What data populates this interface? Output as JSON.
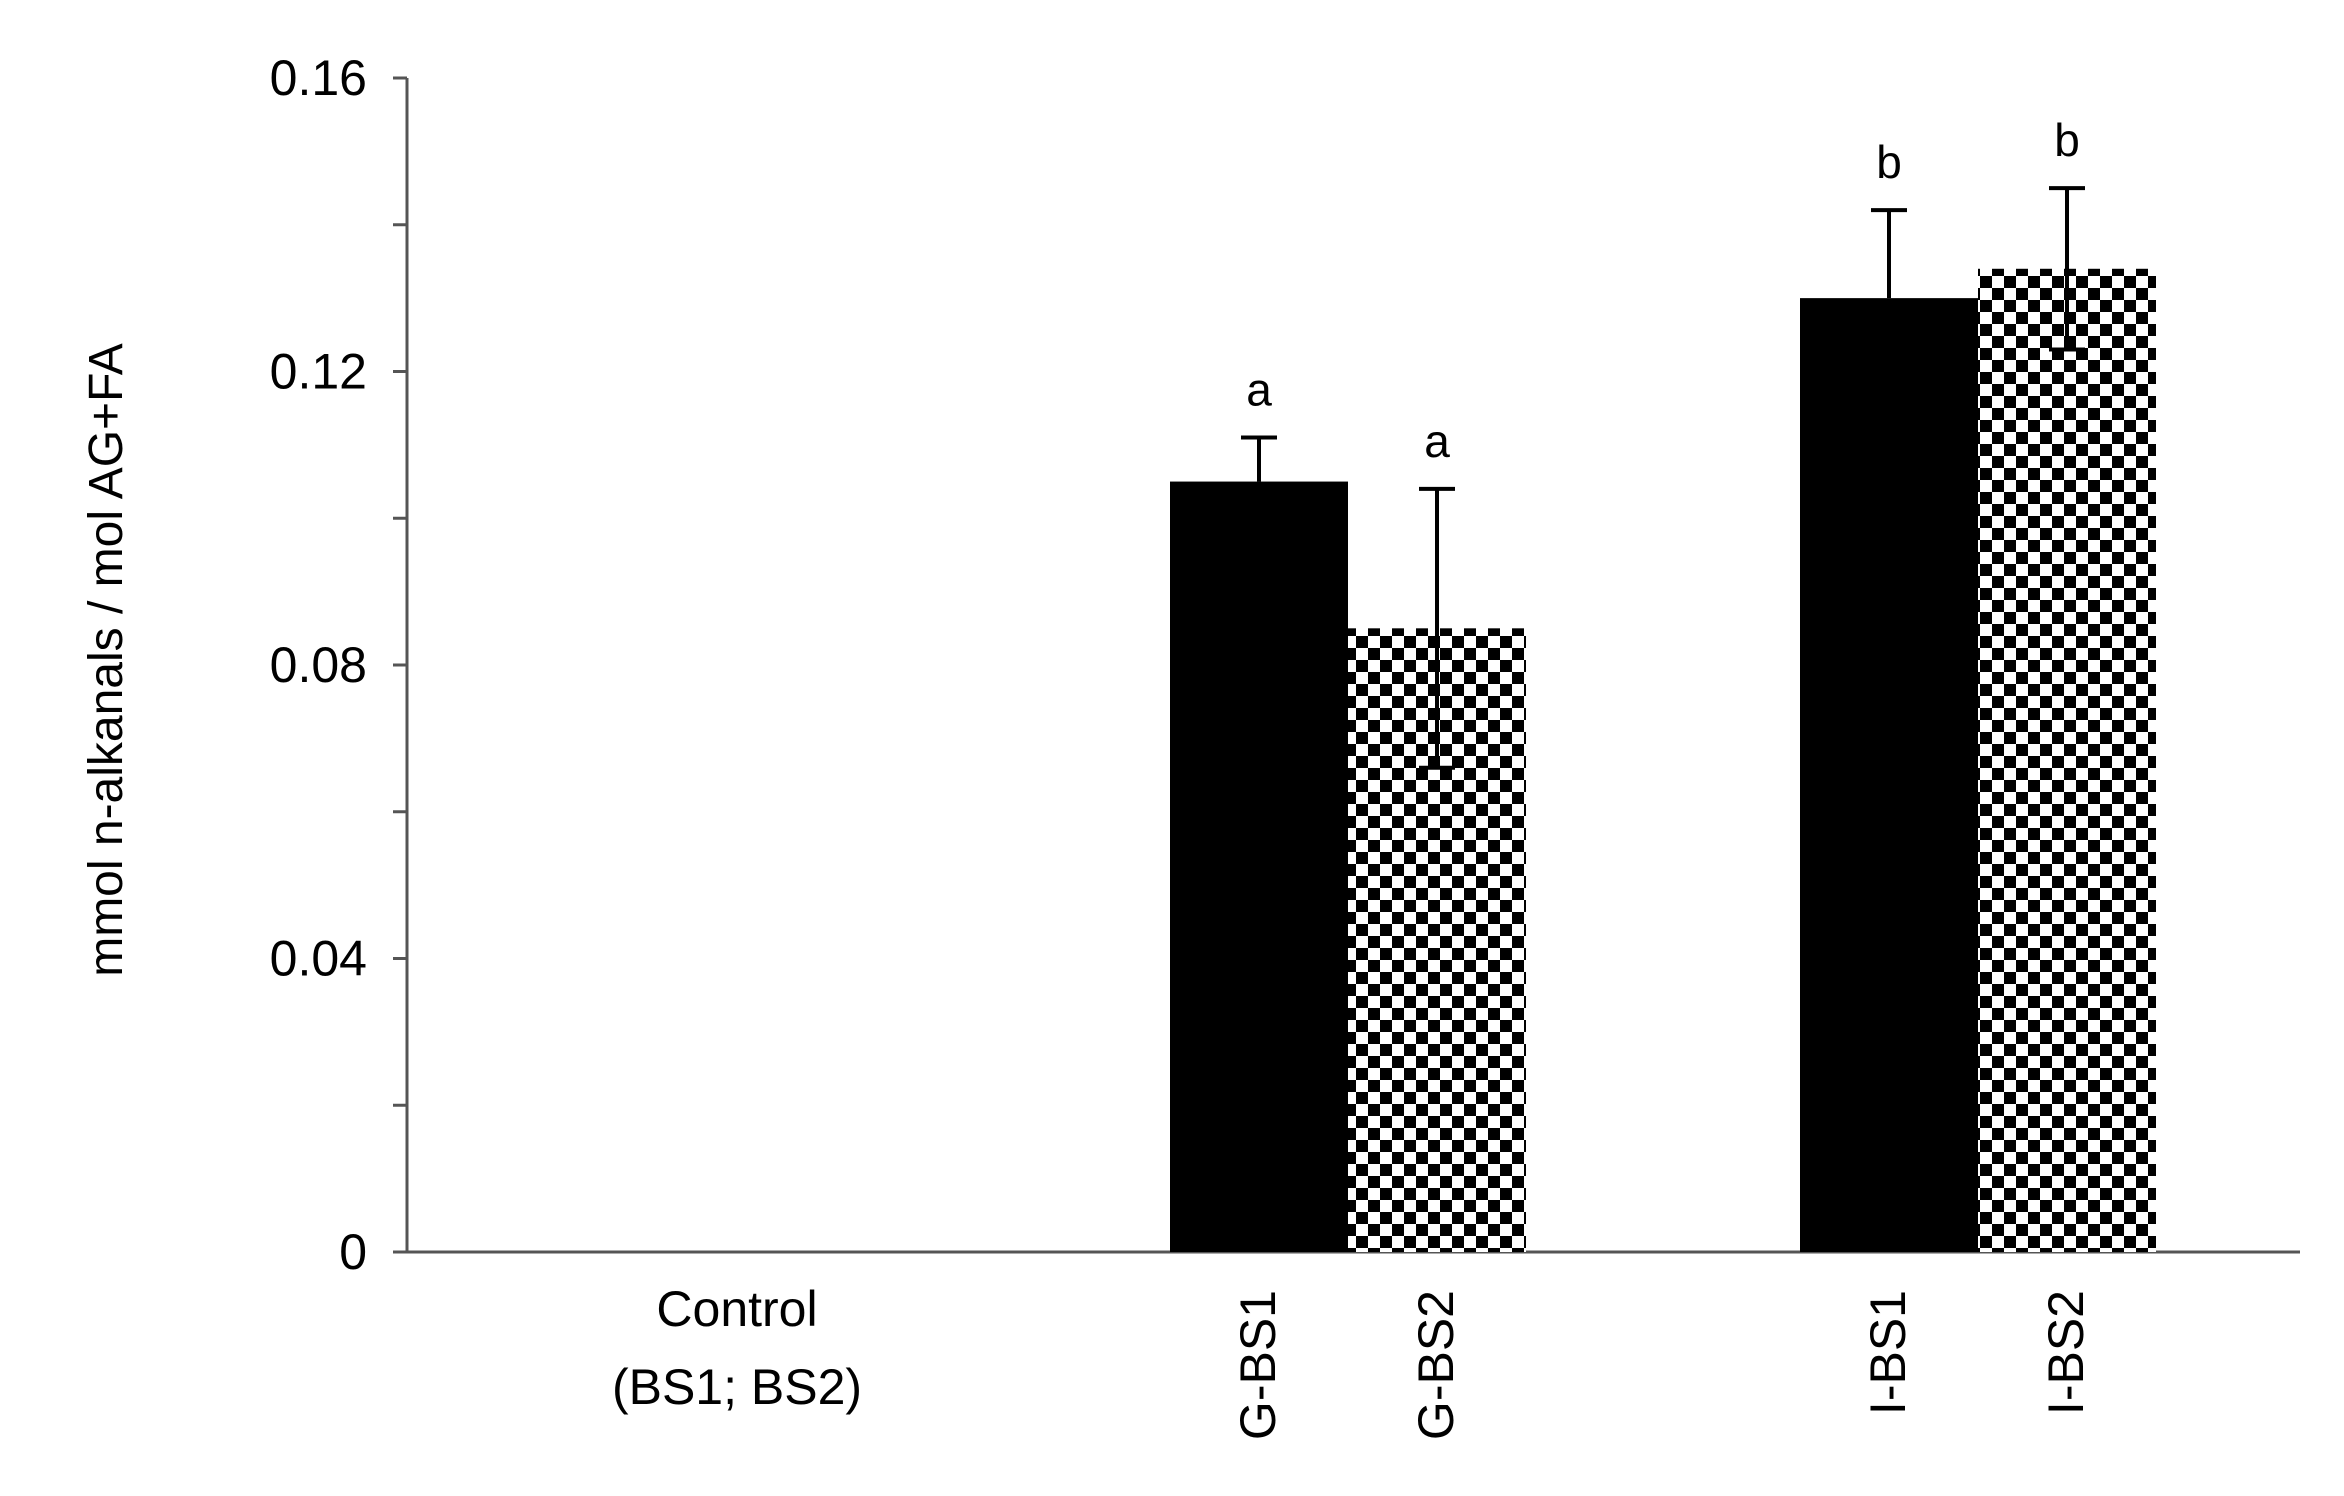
{
  "chart_data": {
    "type": "bar",
    "ylabel": "mmol n-alkanals / mol AG+FA",
    "ylim": [
      0,
      0.16
    ],
    "yticks_labeled": [
      "0",
      "0.04",
      "0.08",
      "0.12",
      "0.16"
    ],
    "ytick_step_minor": 0.02,
    "groups": [
      {
        "label_lines": [
          "Control",
          "(BS1; BS2)"
        ],
        "bars": []
      },
      {
        "label_lines": [],
        "bars": [
          {
            "label": "G-BS1",
            "value": 0.105,
            "error": 0.006,
            "sig": "a",
            "pattern": "solid"
          },
          {
            "label": "G-BS2",
            "value": 0.085,
            "error": 0.019,
            "sig": "a",
            "pattern": "checker"
          }
        ]
      },
      {
        "label_lines": [],
        "bars": [
          {
            "label": "I-BS1",
            "value": 0.13,
            "error": 0.012,
            "sig": "b",
            "pattern": "solid"
          },
          {
            "label": "I-BS2",
            "value": 0.134,
            "error": 0.011,
            "sig": "b",
            "pattern": "checker"
          }
        ]
      }
    ],
    "colors": {
      "bar": "#000000",
      "axis": "#555555",
      "text": "#000000"
    },
    "grid": false,
    "legend": "none"
  }
}
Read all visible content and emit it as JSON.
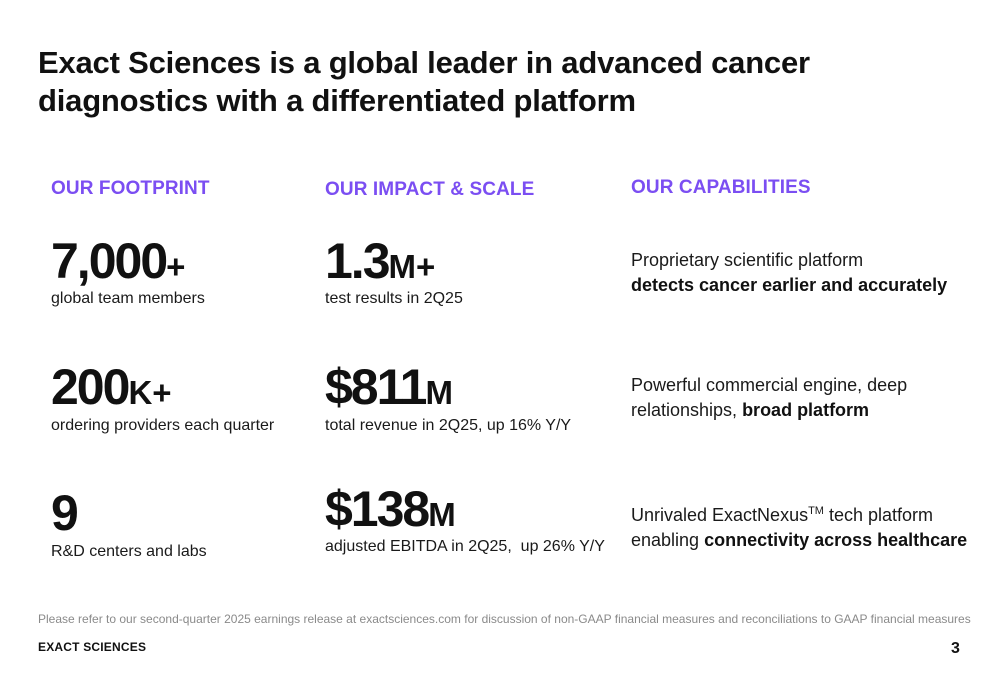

● Task details
Scan the material above for the string "value" and return the lines that hold it.

● Task response
            "value": 0.105,
            "value": 0.085,
            "value": 0.13,
            "value": 0.134,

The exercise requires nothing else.